## [Directions for this task]
Below are the records. Gather each line that holds "органа".
Start of Excerpted data
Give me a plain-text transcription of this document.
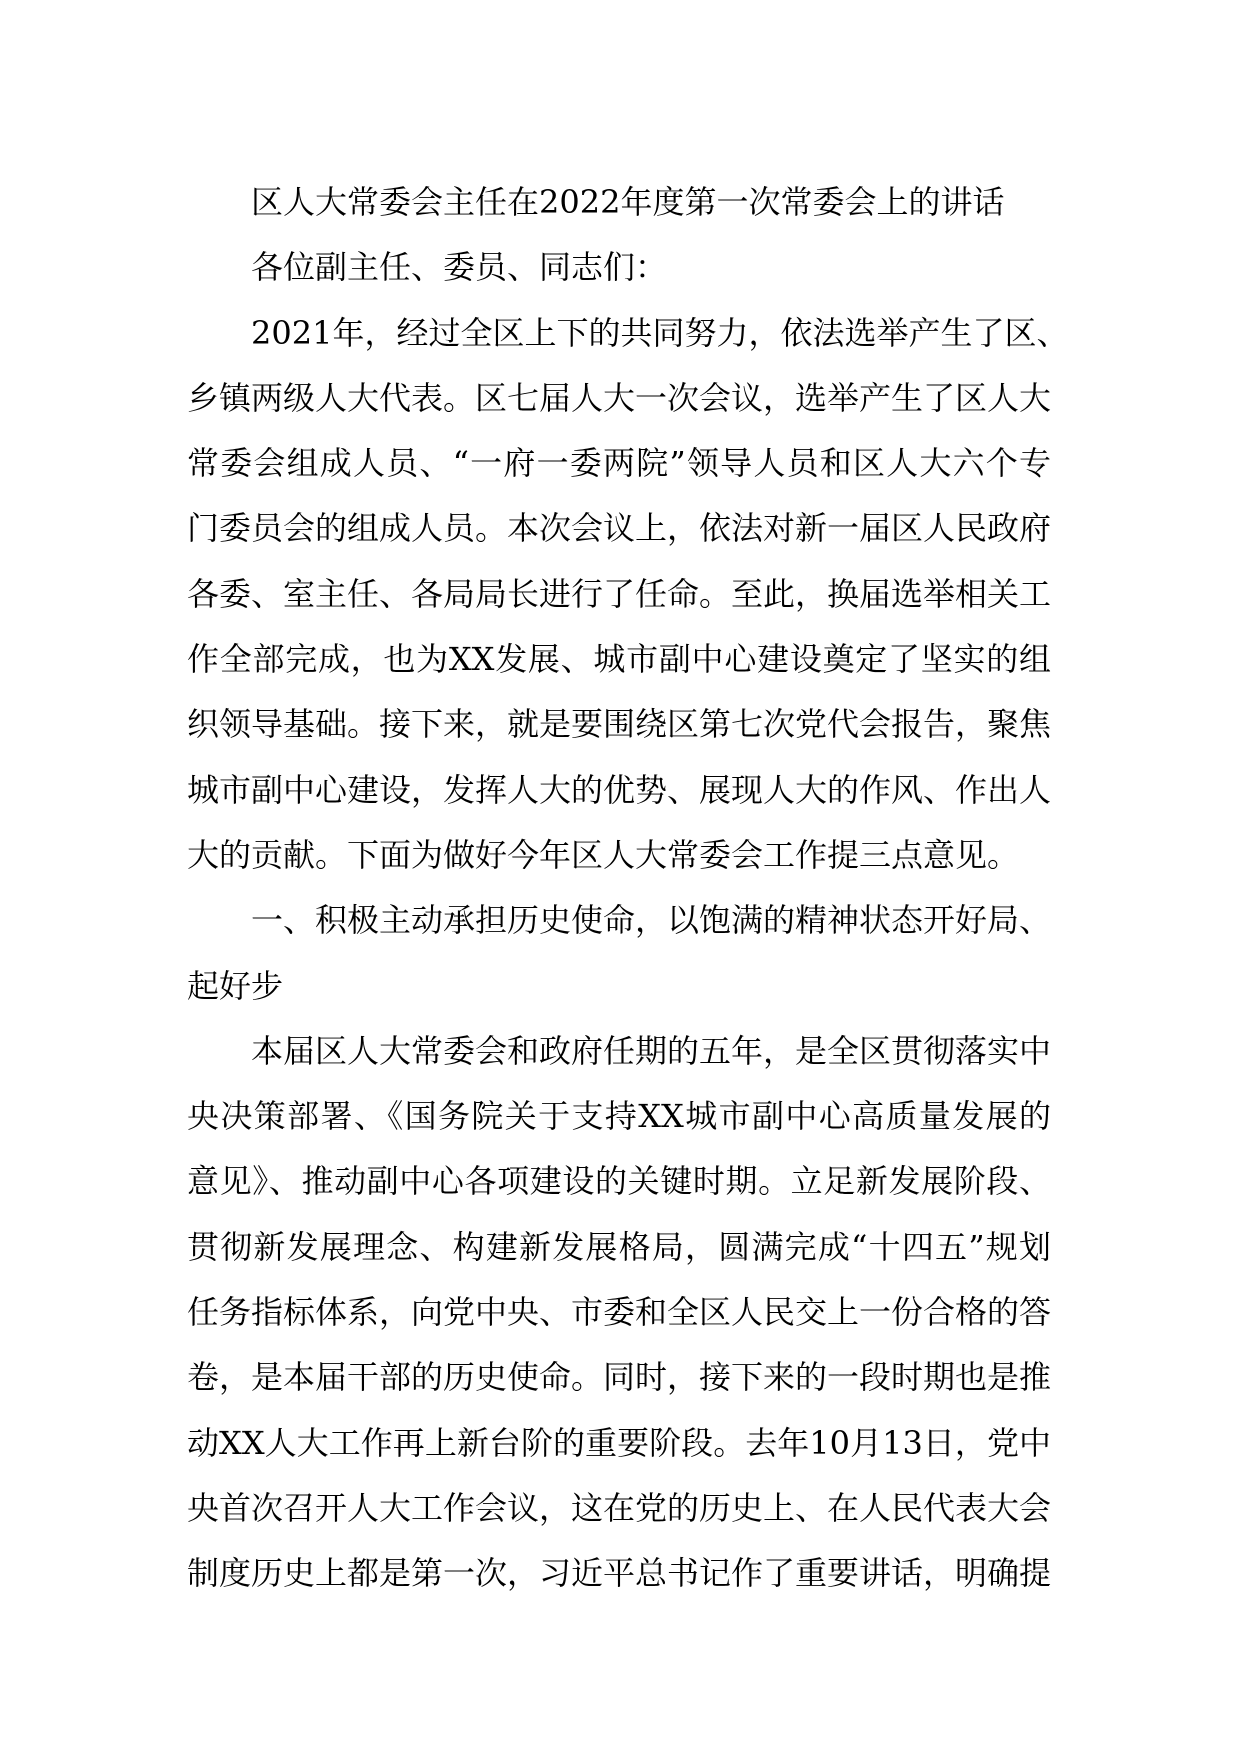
区人大常委会主任在2022年度第一次常委会上的讲话
各位副主任、委员、同志们：
2021年，经过全区上下的共同努力，依法选举产生了区、
乡镇两级人大代表。区七届人大一次会议，选举产生了区人大
常委会组成人员、“一府一委两院”领导人员和区人大六个专
门委员会的组成人员。本次会议上，依法对新一届区人民政府
各委、室主任、各局局长进行了任命。至此，换届选举相关工
作全部完成，也为XX发展、城市副中心建设奠定了坚实的组
织领导基础。接下来，就是要围绕区第七次党代会报告，聚焦
城市副中心建设，发挥人大的优势、展现人大的作风、作出人
大的贡献。下面为做好今年区人大常委会工作提三点意见。
一、积极主动承担历史使命，以饱满的精神状态开好局、
起好步
本届区人大常委会和政府任期的五年，是全区贯彻落实中
央决策部署、《国务院关于支持XX城市副中心高质量发展的
意见》、推动副中心各项建设的关键时期。立足新发展阶段、
贯彻新发展理念、构建新发展格局，圆满完成“十四五”规划
任务指标体系，向党中央、市委和全区人民交上一份合格的答
卷，是本届干部的历史使命。同时，接下来的一段时期也是推
动XX人大工作再上新台阶的重要阶段。去年10月13日，党中
央首次召开人大工作会议，这在党的历史上、在人民代表大会
制度历史上都是第一次，习近平总书记作了重要讲话，明确提
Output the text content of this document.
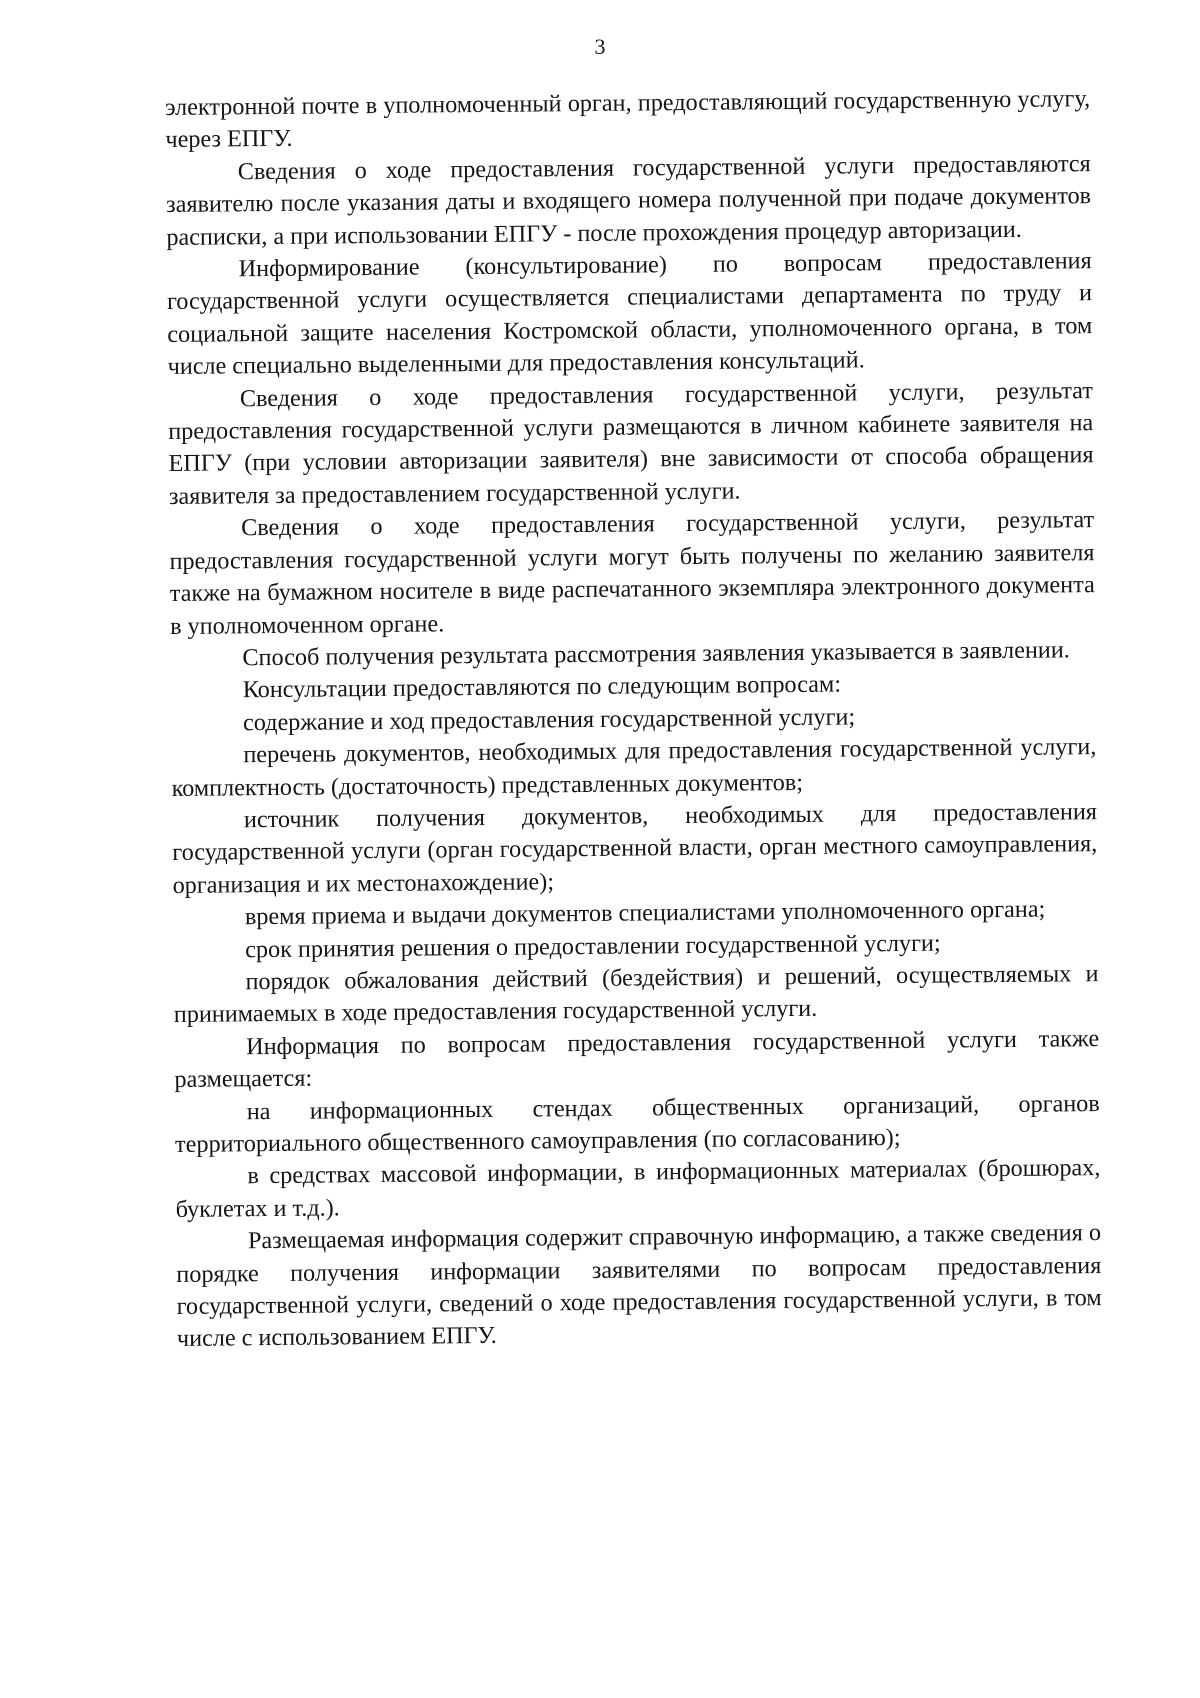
3

электронной почте в уполномоченный орган, предоставляющий государственную услугу, через ЕПГУ.

Сведения о ходе предоставления государственной услуги предоставляются заявителю после указания даты и входящего номера полученной при подаче документов расписки, а при использовании ЕПГУ - после прохождения процедур авторизации.

Информирование (консультирование) по вопросам предоставления государственной услуги осуществляется специалистами департамента по труду и социальной защите населения Костромской области, уполномоченного органа, в том числе специально выделенными для предоставления консультаций.

Сведения о ходе предоставления государственной услуги, результат предоставления государственной услуги размещаются в личном кабинете заявителя на ЕПГУ (при условии авторизации заявителя) вне зависимости от способа обращения заявителя за предоставлением государственной услуги.

Сведения о ходе предоставления государственной услуги, результат предоставления государственной услуги могут быть получены по желанию заявителя также на бумажном носителе в виде распечатанного экземпляра электронного документа в уполномоченном органе.

Способ получения результата рассмотрения заявления указывается в заявлении.

Консультации предоставляются по следующим вопросам:

содержание и ход предоставления государственной услуги;

перечень документов, необходимых для предоставления государственной услуги, комплектность (достаточность) представленных документов;

источник получения документов, необходимых для предоставления государственной услуги (орган государственной власти, орган местного самоуправления, организация и их местонахождение);

время приема и выдачи документов специалистами уполномоченного органа;

срок принятия решения о предоставлении государственной услуги;

порядок обжалования действий (бездействия) и решений, осуществляемых и принимаемых в ходе предоставления государственной услуги.

Информация по вопросам предоставления государственной услуги также размещается:

на информационных стендах общественных организаций, органов территориального общественного самоуправления (по согласованию);

в средствах массовой информации, в информационных материалах (брошюрах, буклетах и т.д.).

Размещаемая информация содержит справочную информацию, а также сведения о порядке получения информации заявителями по вопросам предоставления государственной услуги, сведений о ходе предоставления государственной услуги, в том числе с использованием ЕПГУ.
End of Excerpted data
## [Expected output]
Информирование (консультирование) по вопросам предоставления государственной услуги осуществляется специалистами департамента по труду и социальной защите населения Костромской области, уполномоченного органа, в том числе специально выделенными для предоставления консультаций.
время приема и выдачи документов специалистами уполномоченного органа;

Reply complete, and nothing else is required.